:: Data
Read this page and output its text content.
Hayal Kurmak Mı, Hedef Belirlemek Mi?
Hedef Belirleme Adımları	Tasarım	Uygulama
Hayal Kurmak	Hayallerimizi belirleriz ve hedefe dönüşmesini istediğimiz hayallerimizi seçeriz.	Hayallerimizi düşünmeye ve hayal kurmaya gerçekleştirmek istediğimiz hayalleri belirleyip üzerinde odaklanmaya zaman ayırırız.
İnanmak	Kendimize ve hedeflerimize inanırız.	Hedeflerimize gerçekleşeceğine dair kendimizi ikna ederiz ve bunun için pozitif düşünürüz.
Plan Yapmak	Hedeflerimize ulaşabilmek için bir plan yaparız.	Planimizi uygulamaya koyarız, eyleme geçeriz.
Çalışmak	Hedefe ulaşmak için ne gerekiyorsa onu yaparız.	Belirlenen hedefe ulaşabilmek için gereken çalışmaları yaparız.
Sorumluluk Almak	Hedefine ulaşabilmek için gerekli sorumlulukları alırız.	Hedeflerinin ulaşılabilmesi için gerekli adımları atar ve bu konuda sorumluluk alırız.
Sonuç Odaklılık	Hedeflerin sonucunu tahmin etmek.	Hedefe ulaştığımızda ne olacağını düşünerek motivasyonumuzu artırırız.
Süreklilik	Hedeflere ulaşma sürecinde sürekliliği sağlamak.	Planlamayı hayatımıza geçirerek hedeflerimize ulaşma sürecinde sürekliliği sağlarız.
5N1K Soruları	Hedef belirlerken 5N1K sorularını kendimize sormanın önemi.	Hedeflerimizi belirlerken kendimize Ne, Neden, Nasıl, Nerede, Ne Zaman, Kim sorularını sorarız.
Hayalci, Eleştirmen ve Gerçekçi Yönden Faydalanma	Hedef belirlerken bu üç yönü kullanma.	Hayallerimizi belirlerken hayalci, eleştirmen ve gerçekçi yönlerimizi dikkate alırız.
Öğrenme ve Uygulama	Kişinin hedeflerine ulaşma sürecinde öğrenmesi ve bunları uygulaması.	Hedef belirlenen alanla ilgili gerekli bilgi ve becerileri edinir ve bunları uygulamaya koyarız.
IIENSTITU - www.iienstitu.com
::::
Task description: Go through the listing and copy all of it exactly.

Reply:
Read this page and output its text content.
Hayal Kurmak Mı, Hedef Belirlemek Mi?
Hedef Belirleme Adımları	Tasarım	Uygulama
Hayal Kurmak	Hayallerimizi belirleriz ve hedefe dönüşmesini istediğimiz hayallerimizi seçeriz.	Hayallerimizi düşünmeye ve hayal kurmaya gerçekleştirmek istediğimiz hayalleri belirleyip üzerinde odaklanmaya zaman ayırırız.
İnanmak	Kendimize ve hedeflerimize inanırız.	Hedeflerimize gerçekleşeceğine dair kendimizi ikna ederiz ve bunun için pozitif düşünürüz.
Plan Yapmak	Hedeflerimize ulaşabilmek için bir plan yaparız.	Planimizi uygulamaya koyarız, eyleme geçeriz.
Çalışmak	Hedefe ulaşmak için ne gerekiyorsa onu yaparız.	Belirlenen hedefe ulaşabilmek için gereken çalışmaları yaparız.
Sorumluluk Almak	Hedefine ulaşabilmek için gerekli sorumlulukları alırız.	Hedeflerinin ulaşılabilmesi için gerekli adımları atar ve bu konuda sorumluluk alırız.
Sonuç Odaklılık	Hedeflerin sonucunu tahmin etmek.	Hedefe ulaştığımızda ne olacağını düşünerek motivasyonumuzu artırırız.
Süreklilik	Hedeflere ulaşma sürecinde sürekliliği sağlamak.	Planlamayı hayatımıza geçirerek hedeflerimize ulaşma sürecinde sürekliliği sağlarız.
5N1K Soruları	Hedef belirlerken 5N1K sorularını kendimize sormanın önemi.	Hedeflerimizi belirlerken kendimize Ne, Neden, Nasıl, Nerede, Ne Zaman, Kim sorularını sorarız.
Hayalci, Eleştirmen ve Gerçekçi Yönden Faydalanma	Hedef belirlerken bu üç yönü kullanma.	Hayallerimizi belirlerken hayalci, eleştirmen ve gerçekçi yönlerimizi dikkate alırız.
Öğrenme ve Uygulama	Kişinin hedeflerine ulaşma sürecinde öğrenmesi ve bunları uygulaması.	Hedef belirlenen alanla ilgili gerekli bilgi ve becerileri edinir ve bunları uygulamaya koyarız.
IIENSTITU - www.iienstitu.com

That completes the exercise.